◆ To be done
Check each line for the string "Säästö", then give only how many lines have it.

* Start *

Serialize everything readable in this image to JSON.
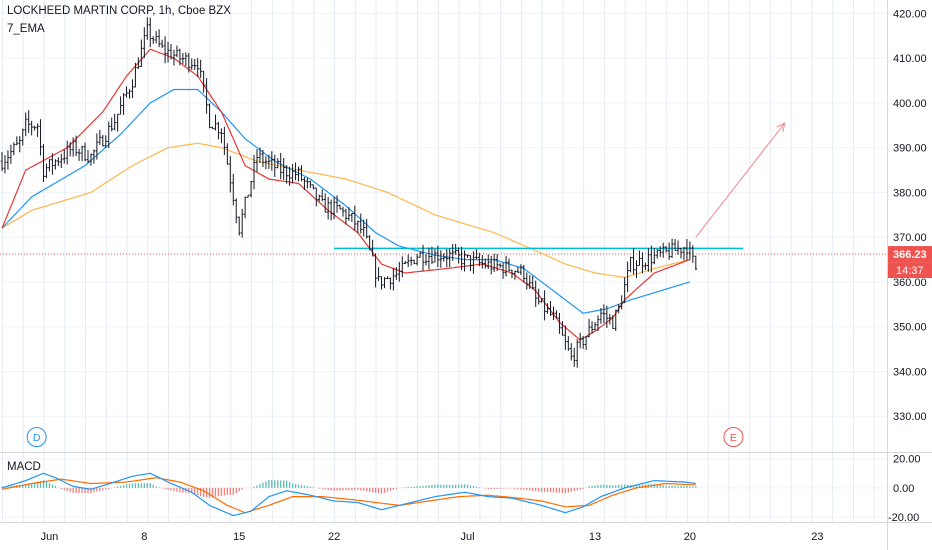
{
  "chart_title": "LOCKHEED MARTIN CORP, 1h, Cboe BZX",
  "indicator_label": "7_EMA",
  "chart_data": [
    {
      "type": "candlestick",
      "title": "LOCKHEED MARTIN CORP, 1h, Cboe BZX",
      "ylim": [
        322,
        423
      ],
      "y_ticks": [
        "420.00",
        "410.00",
        "400.00",
        "390.00",
        "380.00",
        "370.00",
        "360.00",
        "350.00",
        "340.00",
        "330.00"
      ],
      "y_tick_values": [
        420,
        410,
        400,
        390,
        380,
        370,
        360,
        350,
        340,
        330
      ],
      "x_ticks": [
        "Jun",
        "8",
        "15",
        "22",
        "Jul",
        "13",
        "20",
        "23"
      ],
      "x_tick_bars": [
        16,
        48,
        80,
        112,
        157,
        200,
        232,
        275
      ],
      "bar_count": 295,
      "last_price": "366.23",
      "last_price_value": 366.23,
      "countdown": "14:37",
      "colors": {
        "price": "#131722",
        "ema_fast": "#e53935",
        "ema_mid": "#2196f3",
        "ema_slow": "#ffb74d",
        "resistance": "#00bcd4",
        "arrow": "#f28b95",
        "marker": "#ef5350"
      },
      "price_path": [
        [
          0,
          387
        ],
        [
          6,
          391
        ],
        [
          8,
          395
        ],
        [
          12,
          395
        ],
        [
          14,
          385
        ],
        [
          18,
          387
        ],
        [
          24,
          390
        ],
        [
          30,
          388
        ],
        [
          38,
          396
        ],
        [
          44,
          405
        ],
        [
          49,
          416
        ],
        [
          54,
          412
        ],
        [
          60,
          410
        ],
        [
          66,
          409
        ],
        [
          70,
          396
        ],
        [
          74,
          394
        ],
        [
          80,
          372
        ],
        [
          86,
          388
        ],
        [
          94,
          385
        ],
        [
          100,
          384
        ],
        [
          108,
          377
        ],
        [
          114,
          376
        ],
        [
          118,
          374
        ],
        [
          122,
          371
        ],
        [
          127,
          360
        ],
        [
          134,
          362
        ],
        [
          140,
          366
        ],
        [
          150,
          366
        ],
        [
          162,
          364
        ],
        [
          172,
          363
        ],
        [
          176,
          362
        ],
        [
          180,
          356
        ],
        [
          186,
          352
        ],
        [
          192,
          343
        ],
        [
          197,
          348
        ],
        [
          202,
          353
        ],
        [
          206,
          351
        ],
        [
          208,
          354
        ],
        [
          212,
          364
        ],
        [
          222,
          366
        ],
        [
          231,
          368
        ],
        [
          234,
          363
        ]
      ],
      "ema_fast_path": [
        [
          0,
          372
        ],
        [
          8,
          385
        ],
        [
          22,
          390
        ],
        [
          34,
          398
        ],
        [
          42,
          406
        ],
        [
          50,
          412
        ],
        [
          58,
          410
        ],
        [
          66,
          406
        ],
        [
          74,
          398
        ],
        [
          82,
          386
        ],
        [
          90,
          383
        ],
        [
          100,
          382
        ],
        [
          110,
          376
        ],
        [
          120,
          371
        ],
        [
          128,
          364
        ],
        [
          136,
          362
        ],
        [
          150,
          363
        ],
        [
          162,
          364
        ],
        [
          172,
          362
        ],
        [
          180,
          358
        ],
        [
          188,
          351
        ],
        [
          195,
          347
        ],
        [
          200,
          349
        ],
        [
          206,
          352
        ],
        [
          210,
          356
        ],
        [
          220,
          362
        ],
        [
          232,
          365
        ]
      ],
      "ema_mid_path": [
        [
          0,
          372
        ],
        [
          10,
          379
        ],
        [
          28,
          386
        ],
        [
          40,
          393
        ],
        [
          50,
          400
        ],
        [
          58,
          403
        ],
        [
          66,
          403
        ],
        [
          74,
          398
        ],
        [
          82,
          392
        ],
        [
          92,
          387
        ],
        [
          104,
          383
        ],
        [
          116,
          377
        ],
        [
          126,
          371
        ],
        [
          134,
          368
        ],
        [
          146,
          366
        ],
        [
          156,
          365
        ],
        [
          166,
          365
        ],
        [
          176,
          363
        ],
        [
          186,
          358
        ],
        [
          196,
          353
        ],
        [
          204,
          354
        ],
        [
          212,
          356
        ],
        [
          222,
          358
        ],
        [
          232,
          360
        ]
      ],
      "ema_slow_path": [
        [
          0,
          372
        ],
        [
          10,
          376
        ],
        [
          30,
          380
        ],
        [
          44,
          386
        ],
        [
          56,
          390
        ],
        [
          66,
          391
        ],
        [
          74,
          390
        ],
        [
          86,
          387
        ],
        [
          100,
          385
        ],
        [
          116,
          383
        ],
        [
          130,
          380
        ],
        [
          146,
          375
        ],
        [
          166,
          371
        ],
        [
          180,
          367
        ],
        [
          190,
          364
        ],
        [
          200,
          362
        ],
        [
          210,
          361
        ],
        [
          220,
          363
        ],
        [
          232,
          365
        ]
      ],
      "resistance_line": {
        "value": 367.5,
        "from_bar": 112,
        "to_bar": 250
      },
      "projection_arrow": {
        "from": [
          234,
          370
        ],
        "to": [
          264,
          395.5
        ]
      },
      "event_markers": [
        "D",
        "E"
      ],
      "event_marker_bars": [
        10,
        245
      ]
    },
    {
      "type": "line",
      "title": "MACD",
      "ylim": [
        -23.4,
        24.6
      ],
      "y_ticks": [
        "20.00",
        "0.00",
        "-20.00"
      ],
      "y_tick_values": [
        20,
        0,
        -20
      ],
      "colors": {
        "macd": "#2196f3",
        "signal": "#ff6d00",
        "hist_pos": "#26a69a",
        "hist_neg": "#ef5350"
      },
      "macd_path": [
        [
          0,
          0
        ],
        [
          8,
          5
        ],
        [
          14,
          10
        ],
        [
          18,
          7
        ],
        [
          24,
          1
        ],
        [
          30,
          -1
        ],
        [
          38,
          4
        ],
        [
          44,
          8
        ],
        [
          50,
          10
        ],
        [
          56,
          4
        ],
        [
          64,
          -3
        ],
        [
          70,
          -12
        ],
        [
          78,
          -19
        ],
        [
          84,
          -16
        ],
        [
          90,
          -6
        ],
        [
          96,
          -2
        ],
        [
          104,
          -5
        ],
        [
          112,
          -9
        ],
        [
          120,
          -10
        ],
        [
          128,
          -15
        ],
        [
          136,
          -11
        ],
        [
          146,
          -6
        ],
        [
          156,
          -3
        ],
        [
          164,
          -6
        ],
        [
          172,
          -7
        ],
        [
          182,
          -12
        ],
        [
          190,
          -17
        ],
        [
          196,
          -13
        ],
        [
          202,
          -6
        ],
        [
          210,
          0
        ],
        [
          220,
          5
        ],
        [
          230,
          4
        ],
        [
          234,
          3
        ]
      ],
      "signal_path": [
        [
          0,
          -1
        ],
        [
          10,
          3
        ],
        [
          20,
          6
        ],
        [
          30,
          3
        ],
        [
          42,
          4
        ],
        [
          52,
          7
        ],
        [
          60,
          4
        ],
        [
          68,
          -2
        ],
        [
          76,
          -12
        ],
        [
          82,
          -17
        ],
        [
          90,
          -12
        ],
        [
          98,
          -6
        ],
        [
          108,
          -6
        ],
        [
          118,
          -8
        ],
        [
          126,
          -10
        ],
        [
          134,
          -12
        ],
        [
          144,
          -9
        ],
        [
          154,
          -6
        ],
        [
          164,
          -5
        ],
        [
          174,
          -7
        ],
        [
          182,
          -9
        ],
        [
          190,
          -13
        ],
        [
          198,
          -12
        ],
        [
          206,
          -5
        ],
        [
          214,
          0
        ],
        [
          224,
          3
        ],
        [
          234,
          2
        ]
      ]
    }
  ]
}
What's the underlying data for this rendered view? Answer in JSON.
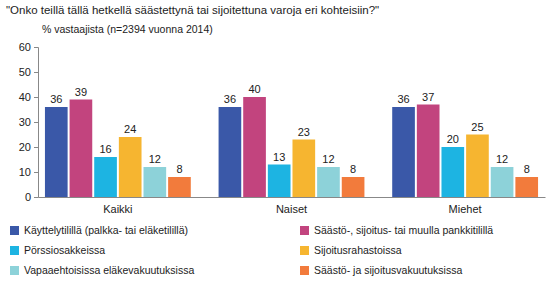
{
  "chart_data": {
    "type": "bar",
    "title": "\"Onko teillä tällä hetkellä säästettynä tai sijoitettuna varoja eri kohteisiin?\"",
    "subtitle": "% vastaajista (n=2394 vuonna 2014)",
    "categories": [
      "Kaikki",
      "Naiset",
      "Miehet"
    ],
    "series": [
      {
        "name": "Käyttelytilillä (palkka- tai eläketilillä)",
        "color": "#3a58a8",
        "values": [
          36,
          36,
          36
        ]
      },
      {
        "name": "Säästö-, sijoitus- tai muulla pankkitilillä",
        "color": "#c2447e",
        "values": [
          39,
          40,
          37
        ]
      },
      {
        "name": "Pörssiosakkeissa",
        "color": "#1db4e2",
        "values": [
          16,
          13,
          20
        ]
      },
      {
        "name": "Sijoitusrahastoissa",
        "color": "#f6b530",
        "values": [
          24,
          23,
          25
        ]
      },
      {
        "name": "Vapaaehtoisissa eläkevakuutuksissa",
        "color": "#8dd2d9",
        "values": [
          12,
          12,
          12
        ]
      },
      {
        "name": "Säästö- ja sijoitusvakuutuksissa",
        "color": "#f27b3c",
        "values": [
          8,
          8,
          8
        ]
      }
    ],
    "ylim": [
      0,
      60
    ],
    "yticks": [
      0,
      10,
      20,
      30,
      40,
      50,
      60
    ],
    "grid": false,
    "data_labels": true,
    "legend": "bottom"
  }
}
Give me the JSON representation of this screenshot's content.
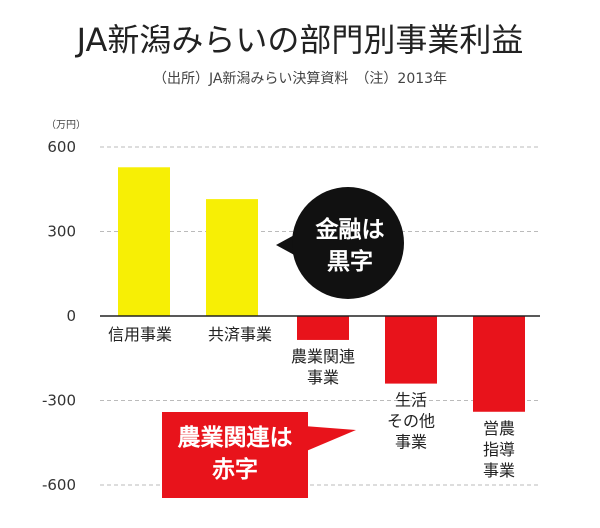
{
  "chart_data": {
    "type": "bar",
    "title": "JA新潟みらいの部門別事業利益",
    "subtitle": "（出所）JA新潟みらい決算資料　（注）2013年",
    "unit": "（万円）",
    "ylim": [
      -600,
      600
    ],
    "yticks": [
      600,
      300,
      0,
      -300,
      -600
    ],
    "grid": true,
    "categories": [
      {
        "lines": [
          "信用事業"
        ]
      },
      {
        "lines": [
          "共済事業"
        ]
      },
      {
        "lines": [
          "農業関連",
          "事業"
        ]
      },
      {
        "lines": [
          "生活",
          "その他",
          "事業"
        ]
      },
      {
        "lines": [
          "営農",
          "指導",
          "事業"
        ]
      }
    ],
    "values": [
      528,
      415,
      -85,
      -240,
      -340
    ],
    "colors": {
      "positive": "#f7ef05",
      "negative": "#e8131b",
      "black_callout": "#111111",
      "red_callout": "#e8131b",
      "callout_text": "#ffffff"
    },
    "annotations": [
      {
        "lines": [
          "金融は",
          "黒字"
        ],
        "style": "black-bubble"
      },
      {
        "lines": [
          "農業関連は",
          "赤字"
        ],
        "style": "red-box"
      }
    ]
  }
}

* End *

◆ Reply
2